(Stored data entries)

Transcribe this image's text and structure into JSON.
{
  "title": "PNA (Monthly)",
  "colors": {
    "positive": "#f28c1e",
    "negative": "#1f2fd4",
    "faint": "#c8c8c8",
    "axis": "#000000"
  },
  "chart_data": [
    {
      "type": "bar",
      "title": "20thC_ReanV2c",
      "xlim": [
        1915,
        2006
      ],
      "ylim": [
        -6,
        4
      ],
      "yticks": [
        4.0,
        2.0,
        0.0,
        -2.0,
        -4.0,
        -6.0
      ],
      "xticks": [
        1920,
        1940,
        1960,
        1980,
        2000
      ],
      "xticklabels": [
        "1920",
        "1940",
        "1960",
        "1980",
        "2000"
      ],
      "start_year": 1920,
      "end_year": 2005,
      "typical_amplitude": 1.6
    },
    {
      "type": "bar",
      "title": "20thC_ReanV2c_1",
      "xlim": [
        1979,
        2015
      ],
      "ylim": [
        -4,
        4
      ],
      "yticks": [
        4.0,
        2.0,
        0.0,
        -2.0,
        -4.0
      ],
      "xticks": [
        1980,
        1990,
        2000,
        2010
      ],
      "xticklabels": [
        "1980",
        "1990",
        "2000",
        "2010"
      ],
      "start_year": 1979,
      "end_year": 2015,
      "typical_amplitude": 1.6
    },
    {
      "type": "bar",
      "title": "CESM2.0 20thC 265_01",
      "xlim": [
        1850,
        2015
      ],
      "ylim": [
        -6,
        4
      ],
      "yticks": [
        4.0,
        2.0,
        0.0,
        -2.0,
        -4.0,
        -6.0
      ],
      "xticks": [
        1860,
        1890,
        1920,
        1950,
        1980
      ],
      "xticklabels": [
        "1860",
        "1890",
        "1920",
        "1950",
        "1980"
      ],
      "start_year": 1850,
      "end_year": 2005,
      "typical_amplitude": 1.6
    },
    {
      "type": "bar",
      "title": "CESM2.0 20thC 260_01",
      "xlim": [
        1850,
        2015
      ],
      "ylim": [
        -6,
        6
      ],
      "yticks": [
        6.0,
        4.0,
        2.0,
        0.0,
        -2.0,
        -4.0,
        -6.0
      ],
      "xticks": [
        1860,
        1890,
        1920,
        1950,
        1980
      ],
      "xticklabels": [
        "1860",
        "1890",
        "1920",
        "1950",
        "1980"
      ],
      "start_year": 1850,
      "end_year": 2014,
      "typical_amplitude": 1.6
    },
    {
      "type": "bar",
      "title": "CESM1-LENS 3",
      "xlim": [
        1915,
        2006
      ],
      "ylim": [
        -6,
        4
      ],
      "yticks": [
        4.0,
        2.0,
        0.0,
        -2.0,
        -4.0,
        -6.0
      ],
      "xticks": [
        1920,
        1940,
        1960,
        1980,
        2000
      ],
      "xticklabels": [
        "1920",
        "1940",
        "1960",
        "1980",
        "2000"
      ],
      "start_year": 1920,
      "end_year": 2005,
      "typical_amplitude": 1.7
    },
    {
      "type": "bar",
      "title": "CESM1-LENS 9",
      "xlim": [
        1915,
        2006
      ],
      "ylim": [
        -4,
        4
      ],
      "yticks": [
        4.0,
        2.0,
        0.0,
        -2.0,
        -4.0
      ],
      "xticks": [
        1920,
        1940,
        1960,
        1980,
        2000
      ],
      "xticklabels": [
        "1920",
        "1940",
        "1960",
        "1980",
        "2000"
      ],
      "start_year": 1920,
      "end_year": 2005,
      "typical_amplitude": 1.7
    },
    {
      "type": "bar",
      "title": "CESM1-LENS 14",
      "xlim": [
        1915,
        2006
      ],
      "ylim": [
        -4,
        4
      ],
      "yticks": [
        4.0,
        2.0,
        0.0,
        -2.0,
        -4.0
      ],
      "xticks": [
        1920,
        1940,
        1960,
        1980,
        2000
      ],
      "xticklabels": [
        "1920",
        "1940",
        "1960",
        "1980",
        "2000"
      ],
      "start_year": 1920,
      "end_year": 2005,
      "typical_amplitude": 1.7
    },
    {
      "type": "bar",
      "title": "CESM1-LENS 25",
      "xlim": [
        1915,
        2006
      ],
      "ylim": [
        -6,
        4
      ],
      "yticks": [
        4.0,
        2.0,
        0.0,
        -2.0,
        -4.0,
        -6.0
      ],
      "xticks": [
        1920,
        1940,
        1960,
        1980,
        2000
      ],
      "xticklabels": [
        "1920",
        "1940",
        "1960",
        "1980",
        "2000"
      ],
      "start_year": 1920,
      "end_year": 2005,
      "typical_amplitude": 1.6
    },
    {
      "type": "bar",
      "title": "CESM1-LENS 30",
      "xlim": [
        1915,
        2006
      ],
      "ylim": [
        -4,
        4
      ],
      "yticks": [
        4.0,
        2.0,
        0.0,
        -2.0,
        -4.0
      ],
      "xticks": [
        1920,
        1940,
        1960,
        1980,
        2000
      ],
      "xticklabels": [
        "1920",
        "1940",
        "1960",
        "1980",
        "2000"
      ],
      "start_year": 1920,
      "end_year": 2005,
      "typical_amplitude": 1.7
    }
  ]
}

---

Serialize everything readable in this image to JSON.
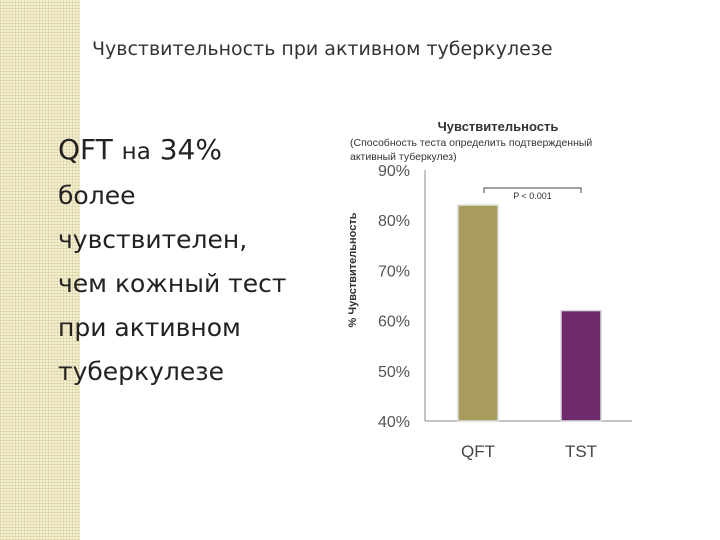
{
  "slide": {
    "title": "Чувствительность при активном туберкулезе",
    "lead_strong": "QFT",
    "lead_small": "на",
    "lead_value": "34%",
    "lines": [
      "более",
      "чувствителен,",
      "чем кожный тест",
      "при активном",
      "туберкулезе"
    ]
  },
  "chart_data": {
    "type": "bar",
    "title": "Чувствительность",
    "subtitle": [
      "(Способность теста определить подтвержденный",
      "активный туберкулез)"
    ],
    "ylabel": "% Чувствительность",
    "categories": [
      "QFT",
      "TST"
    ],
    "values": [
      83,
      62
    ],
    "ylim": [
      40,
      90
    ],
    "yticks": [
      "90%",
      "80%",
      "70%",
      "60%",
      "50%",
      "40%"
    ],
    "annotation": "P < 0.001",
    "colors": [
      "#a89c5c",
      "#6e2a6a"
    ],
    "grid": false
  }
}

* * *

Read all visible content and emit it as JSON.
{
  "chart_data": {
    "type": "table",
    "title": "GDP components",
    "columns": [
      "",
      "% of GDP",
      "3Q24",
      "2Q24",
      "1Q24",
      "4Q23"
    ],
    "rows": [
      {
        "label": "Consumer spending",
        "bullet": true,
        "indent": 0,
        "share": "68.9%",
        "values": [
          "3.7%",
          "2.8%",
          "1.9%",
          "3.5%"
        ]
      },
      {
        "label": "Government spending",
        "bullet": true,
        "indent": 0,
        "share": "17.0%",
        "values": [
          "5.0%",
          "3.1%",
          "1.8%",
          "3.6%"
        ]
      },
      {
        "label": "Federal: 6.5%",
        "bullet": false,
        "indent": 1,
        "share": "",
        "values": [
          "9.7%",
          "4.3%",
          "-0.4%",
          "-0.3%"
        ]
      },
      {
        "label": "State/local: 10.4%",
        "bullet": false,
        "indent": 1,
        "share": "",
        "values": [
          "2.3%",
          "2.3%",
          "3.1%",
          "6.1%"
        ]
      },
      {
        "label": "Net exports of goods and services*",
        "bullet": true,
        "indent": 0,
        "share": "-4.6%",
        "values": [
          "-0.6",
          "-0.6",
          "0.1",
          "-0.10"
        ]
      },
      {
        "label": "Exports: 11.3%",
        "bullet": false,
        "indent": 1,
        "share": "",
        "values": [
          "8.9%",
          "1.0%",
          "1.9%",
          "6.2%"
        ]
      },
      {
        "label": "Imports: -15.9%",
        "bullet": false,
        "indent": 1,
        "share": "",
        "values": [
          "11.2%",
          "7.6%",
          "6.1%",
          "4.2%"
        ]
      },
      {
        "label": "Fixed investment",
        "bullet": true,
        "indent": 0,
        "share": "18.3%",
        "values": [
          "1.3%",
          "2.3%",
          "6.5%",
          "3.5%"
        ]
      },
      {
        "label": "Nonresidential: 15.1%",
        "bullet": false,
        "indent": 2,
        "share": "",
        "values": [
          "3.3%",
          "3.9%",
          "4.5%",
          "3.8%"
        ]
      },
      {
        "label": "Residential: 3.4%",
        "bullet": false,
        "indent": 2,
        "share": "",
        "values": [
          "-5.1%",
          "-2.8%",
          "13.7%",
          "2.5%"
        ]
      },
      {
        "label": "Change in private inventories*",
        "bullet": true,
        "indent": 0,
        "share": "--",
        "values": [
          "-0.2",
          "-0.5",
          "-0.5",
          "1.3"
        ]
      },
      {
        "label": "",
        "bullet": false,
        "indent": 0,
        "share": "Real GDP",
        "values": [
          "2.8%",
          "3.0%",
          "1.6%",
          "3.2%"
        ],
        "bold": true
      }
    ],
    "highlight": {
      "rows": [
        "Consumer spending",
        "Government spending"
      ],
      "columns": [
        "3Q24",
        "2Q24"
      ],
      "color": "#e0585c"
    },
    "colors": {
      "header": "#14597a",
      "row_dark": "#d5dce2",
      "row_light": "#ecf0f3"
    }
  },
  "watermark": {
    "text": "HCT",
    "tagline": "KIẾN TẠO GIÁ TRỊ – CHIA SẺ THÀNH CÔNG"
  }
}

### STATED EXERCISE
What is the number of lines in the listing that contain the string "this"? Reply with that number alone.

### COMPLETED EXERCISE
2